• [GOAL]:
Tally the lines of the listing that contain the word "world", then give the total and nothing else.

···

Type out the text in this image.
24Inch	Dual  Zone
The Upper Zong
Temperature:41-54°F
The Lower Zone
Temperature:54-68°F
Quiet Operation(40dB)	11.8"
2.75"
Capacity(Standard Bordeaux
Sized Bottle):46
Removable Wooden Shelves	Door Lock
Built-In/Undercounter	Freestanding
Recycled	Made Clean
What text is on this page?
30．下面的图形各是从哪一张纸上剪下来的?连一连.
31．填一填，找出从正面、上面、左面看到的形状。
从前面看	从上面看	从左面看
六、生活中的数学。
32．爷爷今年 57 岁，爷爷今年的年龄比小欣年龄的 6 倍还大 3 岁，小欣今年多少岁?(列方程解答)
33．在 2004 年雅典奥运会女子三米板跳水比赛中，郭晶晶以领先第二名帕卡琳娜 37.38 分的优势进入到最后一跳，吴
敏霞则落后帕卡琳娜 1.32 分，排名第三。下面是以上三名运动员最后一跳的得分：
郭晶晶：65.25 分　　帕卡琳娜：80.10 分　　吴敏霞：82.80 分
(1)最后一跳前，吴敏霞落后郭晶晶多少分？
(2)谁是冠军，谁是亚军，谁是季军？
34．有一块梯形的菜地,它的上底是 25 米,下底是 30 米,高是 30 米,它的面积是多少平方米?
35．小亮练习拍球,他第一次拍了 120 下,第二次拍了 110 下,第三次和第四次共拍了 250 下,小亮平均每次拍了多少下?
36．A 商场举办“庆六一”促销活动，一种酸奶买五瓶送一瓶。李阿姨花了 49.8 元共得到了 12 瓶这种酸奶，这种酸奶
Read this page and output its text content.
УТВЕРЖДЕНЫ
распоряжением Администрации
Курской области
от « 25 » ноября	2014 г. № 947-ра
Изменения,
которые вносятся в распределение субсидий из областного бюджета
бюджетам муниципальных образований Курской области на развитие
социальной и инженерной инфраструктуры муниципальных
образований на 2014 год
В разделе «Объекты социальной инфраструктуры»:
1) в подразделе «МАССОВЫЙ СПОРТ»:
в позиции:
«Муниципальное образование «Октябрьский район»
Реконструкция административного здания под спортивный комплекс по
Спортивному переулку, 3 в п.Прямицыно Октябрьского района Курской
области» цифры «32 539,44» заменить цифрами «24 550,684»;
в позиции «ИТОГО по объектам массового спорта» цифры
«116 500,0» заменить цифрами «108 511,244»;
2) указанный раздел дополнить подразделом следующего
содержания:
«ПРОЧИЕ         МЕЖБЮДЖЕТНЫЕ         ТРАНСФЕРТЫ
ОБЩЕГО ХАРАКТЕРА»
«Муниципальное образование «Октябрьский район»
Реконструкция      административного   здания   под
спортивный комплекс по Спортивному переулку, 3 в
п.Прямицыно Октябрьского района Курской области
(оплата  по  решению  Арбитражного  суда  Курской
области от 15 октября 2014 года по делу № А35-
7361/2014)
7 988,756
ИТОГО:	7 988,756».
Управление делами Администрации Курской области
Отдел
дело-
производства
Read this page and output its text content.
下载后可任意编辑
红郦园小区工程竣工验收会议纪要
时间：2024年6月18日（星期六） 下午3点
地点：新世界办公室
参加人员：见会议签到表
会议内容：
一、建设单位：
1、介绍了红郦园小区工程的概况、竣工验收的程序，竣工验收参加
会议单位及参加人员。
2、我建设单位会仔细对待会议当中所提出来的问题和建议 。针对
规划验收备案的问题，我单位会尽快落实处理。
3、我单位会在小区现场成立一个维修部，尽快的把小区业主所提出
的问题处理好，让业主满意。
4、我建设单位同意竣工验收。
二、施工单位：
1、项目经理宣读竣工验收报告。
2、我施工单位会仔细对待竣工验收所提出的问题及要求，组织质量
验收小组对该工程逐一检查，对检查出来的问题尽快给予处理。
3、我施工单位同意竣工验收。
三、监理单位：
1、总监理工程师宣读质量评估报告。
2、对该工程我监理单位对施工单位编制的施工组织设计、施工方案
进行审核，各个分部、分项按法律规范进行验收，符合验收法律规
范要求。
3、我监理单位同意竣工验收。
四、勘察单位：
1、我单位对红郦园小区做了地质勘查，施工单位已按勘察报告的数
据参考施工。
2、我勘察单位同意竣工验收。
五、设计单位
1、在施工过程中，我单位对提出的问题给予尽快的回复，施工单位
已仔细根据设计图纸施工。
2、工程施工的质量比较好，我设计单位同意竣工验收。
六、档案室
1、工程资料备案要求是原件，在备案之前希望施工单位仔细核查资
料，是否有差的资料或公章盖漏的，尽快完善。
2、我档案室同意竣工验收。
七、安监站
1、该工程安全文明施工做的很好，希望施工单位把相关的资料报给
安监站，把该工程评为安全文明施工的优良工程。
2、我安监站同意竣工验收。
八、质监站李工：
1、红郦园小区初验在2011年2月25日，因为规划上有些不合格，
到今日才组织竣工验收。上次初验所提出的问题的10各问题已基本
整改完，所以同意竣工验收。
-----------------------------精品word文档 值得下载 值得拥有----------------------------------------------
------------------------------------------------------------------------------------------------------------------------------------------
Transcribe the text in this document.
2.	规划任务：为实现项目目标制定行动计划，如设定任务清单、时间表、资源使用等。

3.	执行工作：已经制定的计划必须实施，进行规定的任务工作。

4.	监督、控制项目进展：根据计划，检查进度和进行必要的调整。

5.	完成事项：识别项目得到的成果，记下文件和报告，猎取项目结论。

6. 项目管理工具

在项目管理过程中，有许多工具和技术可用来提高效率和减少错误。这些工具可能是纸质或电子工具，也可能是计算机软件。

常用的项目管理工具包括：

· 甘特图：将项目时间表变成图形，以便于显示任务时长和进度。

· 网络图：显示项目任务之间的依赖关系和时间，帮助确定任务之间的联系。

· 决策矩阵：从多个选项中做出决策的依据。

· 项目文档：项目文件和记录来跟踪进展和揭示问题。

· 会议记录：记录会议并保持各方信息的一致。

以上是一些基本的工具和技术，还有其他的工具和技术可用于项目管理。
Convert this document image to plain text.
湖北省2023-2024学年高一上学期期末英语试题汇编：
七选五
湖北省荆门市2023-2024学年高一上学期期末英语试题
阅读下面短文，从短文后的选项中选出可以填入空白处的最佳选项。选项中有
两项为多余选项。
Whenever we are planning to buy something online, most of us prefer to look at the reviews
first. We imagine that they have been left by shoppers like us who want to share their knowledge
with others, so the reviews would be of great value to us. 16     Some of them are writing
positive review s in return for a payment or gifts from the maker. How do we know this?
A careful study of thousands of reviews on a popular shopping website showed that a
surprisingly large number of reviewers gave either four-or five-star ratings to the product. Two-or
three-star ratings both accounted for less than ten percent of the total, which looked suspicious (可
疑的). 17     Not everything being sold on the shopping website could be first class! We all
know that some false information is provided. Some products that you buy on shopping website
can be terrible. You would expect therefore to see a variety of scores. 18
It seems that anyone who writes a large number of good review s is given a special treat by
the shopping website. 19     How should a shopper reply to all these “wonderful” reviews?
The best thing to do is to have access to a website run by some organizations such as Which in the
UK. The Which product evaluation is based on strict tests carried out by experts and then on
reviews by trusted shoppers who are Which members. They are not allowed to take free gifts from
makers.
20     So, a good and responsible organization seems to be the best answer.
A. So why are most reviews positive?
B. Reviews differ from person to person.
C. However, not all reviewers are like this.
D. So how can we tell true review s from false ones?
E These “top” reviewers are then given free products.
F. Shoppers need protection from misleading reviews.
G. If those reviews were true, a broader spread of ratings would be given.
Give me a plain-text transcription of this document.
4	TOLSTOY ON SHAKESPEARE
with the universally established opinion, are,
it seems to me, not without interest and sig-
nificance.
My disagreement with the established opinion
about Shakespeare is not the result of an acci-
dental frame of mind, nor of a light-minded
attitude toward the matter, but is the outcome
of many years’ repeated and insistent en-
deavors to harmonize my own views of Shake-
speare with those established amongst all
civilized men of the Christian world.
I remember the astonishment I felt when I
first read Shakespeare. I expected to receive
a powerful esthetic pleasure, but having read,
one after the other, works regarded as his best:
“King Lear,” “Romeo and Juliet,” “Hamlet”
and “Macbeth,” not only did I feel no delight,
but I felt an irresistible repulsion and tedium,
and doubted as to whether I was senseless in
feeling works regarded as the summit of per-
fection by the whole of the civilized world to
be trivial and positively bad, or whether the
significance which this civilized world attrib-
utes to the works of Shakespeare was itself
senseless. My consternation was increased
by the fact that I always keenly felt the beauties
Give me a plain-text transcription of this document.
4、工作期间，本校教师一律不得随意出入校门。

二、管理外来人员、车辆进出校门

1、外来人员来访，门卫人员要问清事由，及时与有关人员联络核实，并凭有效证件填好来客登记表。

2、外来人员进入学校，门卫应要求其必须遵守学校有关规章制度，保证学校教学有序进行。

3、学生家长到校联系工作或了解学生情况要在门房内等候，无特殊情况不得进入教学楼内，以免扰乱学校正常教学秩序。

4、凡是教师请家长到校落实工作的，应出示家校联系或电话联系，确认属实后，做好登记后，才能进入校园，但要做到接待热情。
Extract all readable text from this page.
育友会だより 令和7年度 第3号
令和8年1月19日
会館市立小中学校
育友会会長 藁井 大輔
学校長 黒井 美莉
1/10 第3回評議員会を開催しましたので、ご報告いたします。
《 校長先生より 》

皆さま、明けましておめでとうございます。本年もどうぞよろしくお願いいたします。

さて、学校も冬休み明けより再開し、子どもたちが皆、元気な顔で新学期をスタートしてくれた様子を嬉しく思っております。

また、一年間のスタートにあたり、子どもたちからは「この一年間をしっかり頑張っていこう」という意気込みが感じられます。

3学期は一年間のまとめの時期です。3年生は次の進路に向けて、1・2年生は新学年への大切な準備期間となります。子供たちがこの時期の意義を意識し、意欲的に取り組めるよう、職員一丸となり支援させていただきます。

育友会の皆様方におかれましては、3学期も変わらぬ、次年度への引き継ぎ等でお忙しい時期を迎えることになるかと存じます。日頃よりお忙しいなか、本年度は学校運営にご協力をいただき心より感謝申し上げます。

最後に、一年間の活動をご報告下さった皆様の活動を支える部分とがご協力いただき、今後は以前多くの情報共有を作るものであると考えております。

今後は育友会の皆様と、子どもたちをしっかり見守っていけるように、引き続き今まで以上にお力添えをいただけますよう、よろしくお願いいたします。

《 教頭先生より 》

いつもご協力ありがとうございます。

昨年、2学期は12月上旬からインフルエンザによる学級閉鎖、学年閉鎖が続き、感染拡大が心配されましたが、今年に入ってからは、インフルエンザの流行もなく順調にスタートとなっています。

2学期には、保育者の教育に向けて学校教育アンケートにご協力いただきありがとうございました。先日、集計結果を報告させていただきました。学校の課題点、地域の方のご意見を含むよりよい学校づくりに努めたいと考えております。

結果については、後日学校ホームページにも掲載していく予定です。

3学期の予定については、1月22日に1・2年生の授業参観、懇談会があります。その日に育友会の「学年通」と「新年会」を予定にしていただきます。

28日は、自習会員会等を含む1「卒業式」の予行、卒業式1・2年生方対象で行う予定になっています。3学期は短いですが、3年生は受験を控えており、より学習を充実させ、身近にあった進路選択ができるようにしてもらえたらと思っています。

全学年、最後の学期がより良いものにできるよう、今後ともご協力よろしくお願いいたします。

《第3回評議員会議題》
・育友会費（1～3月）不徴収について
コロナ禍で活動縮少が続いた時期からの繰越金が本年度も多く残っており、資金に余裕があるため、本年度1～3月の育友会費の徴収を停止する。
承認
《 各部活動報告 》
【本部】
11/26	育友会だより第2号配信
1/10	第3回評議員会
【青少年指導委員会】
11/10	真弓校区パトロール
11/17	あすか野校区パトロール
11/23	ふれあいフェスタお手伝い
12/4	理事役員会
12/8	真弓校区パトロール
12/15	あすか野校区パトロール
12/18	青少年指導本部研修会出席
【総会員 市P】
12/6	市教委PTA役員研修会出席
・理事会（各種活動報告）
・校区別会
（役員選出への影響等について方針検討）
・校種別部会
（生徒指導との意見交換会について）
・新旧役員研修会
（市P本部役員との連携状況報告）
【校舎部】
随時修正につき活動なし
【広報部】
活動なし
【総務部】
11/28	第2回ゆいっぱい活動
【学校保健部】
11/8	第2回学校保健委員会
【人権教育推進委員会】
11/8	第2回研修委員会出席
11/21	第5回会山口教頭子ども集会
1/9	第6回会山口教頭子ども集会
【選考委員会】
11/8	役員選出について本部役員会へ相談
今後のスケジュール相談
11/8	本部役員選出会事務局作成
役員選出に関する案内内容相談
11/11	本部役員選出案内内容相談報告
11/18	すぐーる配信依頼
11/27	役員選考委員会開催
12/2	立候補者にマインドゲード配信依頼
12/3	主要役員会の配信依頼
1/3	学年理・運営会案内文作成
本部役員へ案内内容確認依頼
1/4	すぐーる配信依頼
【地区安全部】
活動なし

···

• [TASK RESULT]:
3